= WHAT TO DO =
Say how many lines hold the string "阶段练习", and nothing more.

---------- EXERCISE MATERIAL

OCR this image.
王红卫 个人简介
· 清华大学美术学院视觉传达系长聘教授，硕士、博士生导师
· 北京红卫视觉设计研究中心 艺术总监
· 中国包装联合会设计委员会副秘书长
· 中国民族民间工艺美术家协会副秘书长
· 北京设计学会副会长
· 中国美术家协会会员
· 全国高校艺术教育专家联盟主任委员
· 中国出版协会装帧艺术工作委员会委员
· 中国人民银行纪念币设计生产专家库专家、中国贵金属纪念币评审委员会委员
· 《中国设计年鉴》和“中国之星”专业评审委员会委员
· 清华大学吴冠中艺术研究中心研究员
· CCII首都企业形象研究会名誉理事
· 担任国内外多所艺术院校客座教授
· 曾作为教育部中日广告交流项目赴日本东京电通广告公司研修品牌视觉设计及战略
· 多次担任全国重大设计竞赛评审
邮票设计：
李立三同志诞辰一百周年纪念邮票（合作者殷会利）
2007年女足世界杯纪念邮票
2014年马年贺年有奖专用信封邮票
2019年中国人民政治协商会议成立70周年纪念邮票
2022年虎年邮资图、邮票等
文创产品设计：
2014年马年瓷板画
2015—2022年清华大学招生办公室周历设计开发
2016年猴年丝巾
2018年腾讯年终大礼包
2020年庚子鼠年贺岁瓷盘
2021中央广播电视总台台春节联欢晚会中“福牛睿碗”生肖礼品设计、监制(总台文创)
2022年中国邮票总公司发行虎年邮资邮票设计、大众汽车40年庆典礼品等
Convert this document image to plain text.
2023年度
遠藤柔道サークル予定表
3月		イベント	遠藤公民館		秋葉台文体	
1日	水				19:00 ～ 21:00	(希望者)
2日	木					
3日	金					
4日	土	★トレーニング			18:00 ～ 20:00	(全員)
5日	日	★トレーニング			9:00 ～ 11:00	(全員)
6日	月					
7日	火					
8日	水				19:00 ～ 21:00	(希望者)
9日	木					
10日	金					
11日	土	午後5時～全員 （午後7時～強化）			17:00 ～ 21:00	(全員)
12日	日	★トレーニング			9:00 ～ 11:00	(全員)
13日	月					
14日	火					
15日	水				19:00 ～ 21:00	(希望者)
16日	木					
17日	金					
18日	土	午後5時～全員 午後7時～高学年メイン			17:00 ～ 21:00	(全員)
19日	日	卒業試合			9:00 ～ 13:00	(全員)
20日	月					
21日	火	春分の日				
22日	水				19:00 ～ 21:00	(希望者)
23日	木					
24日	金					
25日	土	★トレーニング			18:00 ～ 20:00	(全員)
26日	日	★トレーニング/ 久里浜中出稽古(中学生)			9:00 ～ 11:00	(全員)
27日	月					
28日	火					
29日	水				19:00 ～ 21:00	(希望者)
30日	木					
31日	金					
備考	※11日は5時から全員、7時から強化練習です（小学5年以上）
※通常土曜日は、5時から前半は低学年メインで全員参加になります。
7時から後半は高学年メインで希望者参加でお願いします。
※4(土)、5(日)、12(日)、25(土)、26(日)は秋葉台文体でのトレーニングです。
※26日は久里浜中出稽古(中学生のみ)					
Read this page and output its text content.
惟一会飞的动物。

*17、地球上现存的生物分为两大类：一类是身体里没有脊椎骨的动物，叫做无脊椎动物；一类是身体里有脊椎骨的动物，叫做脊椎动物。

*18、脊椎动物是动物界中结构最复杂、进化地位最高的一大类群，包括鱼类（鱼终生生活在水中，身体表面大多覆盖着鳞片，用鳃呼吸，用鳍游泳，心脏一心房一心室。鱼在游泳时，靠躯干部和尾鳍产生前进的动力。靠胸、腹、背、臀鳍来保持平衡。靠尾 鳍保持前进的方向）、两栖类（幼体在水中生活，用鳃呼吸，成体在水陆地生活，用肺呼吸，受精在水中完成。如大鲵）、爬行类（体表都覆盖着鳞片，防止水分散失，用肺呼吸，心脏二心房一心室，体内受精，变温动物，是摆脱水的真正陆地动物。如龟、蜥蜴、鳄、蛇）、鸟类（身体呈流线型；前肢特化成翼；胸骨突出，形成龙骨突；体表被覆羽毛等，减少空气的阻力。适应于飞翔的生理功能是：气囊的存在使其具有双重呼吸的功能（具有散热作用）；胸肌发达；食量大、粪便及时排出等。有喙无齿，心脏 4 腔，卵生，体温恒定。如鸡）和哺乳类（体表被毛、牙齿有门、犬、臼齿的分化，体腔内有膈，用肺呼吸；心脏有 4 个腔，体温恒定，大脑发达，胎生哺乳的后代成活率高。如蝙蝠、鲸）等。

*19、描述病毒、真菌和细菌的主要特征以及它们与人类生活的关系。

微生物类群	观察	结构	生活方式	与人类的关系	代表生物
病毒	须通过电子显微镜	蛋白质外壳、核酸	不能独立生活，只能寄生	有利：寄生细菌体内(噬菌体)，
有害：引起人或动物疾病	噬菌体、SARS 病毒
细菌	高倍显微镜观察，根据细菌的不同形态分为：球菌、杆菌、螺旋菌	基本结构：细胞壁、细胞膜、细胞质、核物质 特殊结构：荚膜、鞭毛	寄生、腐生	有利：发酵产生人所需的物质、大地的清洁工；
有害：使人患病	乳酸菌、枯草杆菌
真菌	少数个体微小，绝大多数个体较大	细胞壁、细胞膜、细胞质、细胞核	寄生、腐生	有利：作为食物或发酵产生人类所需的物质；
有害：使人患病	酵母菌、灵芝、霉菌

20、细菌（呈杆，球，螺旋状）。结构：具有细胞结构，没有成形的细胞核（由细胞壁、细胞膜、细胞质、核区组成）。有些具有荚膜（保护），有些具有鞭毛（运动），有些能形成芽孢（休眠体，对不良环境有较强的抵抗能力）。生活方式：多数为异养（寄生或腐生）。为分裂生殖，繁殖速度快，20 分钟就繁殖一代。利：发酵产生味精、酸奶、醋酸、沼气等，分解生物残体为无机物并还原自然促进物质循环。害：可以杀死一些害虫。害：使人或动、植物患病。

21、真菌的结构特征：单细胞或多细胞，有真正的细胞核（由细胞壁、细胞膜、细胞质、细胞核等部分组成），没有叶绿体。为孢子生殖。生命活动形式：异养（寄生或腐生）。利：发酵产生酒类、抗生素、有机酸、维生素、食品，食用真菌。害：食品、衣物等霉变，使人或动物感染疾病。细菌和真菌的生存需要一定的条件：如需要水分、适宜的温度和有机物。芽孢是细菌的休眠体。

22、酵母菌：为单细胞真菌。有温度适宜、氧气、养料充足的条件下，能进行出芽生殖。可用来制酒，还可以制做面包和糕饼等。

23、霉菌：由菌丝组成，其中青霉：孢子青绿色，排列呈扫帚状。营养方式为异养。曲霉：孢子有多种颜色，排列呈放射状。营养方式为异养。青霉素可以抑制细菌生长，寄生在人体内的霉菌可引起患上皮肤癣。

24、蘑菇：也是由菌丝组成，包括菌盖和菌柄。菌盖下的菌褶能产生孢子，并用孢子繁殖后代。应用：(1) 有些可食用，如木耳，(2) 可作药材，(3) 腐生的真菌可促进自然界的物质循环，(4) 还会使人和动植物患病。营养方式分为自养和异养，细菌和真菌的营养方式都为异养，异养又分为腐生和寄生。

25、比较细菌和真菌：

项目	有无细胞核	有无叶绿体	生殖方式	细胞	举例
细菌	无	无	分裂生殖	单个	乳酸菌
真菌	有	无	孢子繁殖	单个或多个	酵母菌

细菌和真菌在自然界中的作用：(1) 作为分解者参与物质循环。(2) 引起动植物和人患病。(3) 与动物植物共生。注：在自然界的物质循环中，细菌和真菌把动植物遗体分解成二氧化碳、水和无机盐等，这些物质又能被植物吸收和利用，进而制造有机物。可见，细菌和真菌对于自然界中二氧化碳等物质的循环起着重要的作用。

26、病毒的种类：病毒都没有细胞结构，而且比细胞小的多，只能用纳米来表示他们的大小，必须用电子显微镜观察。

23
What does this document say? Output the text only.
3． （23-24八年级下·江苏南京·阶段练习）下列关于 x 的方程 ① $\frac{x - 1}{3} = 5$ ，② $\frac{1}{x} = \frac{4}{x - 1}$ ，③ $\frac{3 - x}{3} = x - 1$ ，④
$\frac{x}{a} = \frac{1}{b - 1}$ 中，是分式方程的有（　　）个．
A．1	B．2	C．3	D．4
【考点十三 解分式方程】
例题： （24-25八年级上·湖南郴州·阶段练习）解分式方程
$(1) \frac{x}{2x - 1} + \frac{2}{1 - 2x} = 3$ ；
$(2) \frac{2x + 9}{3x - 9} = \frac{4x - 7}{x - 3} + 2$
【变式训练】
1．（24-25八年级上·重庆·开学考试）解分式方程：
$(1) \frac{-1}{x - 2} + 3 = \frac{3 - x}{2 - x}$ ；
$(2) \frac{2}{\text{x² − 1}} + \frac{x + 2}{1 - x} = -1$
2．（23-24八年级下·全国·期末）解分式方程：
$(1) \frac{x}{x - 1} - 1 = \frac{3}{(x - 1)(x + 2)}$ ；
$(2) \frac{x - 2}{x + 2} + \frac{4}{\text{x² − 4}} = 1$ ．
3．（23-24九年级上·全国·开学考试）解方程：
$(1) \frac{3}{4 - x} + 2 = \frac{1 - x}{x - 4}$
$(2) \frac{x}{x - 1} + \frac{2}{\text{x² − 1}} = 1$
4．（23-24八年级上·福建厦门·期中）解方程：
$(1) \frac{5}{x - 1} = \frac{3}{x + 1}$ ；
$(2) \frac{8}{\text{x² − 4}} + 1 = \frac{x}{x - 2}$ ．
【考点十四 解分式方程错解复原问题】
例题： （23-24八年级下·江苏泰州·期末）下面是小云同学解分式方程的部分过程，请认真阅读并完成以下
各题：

--------------------

= WRITTEN REPLY =
2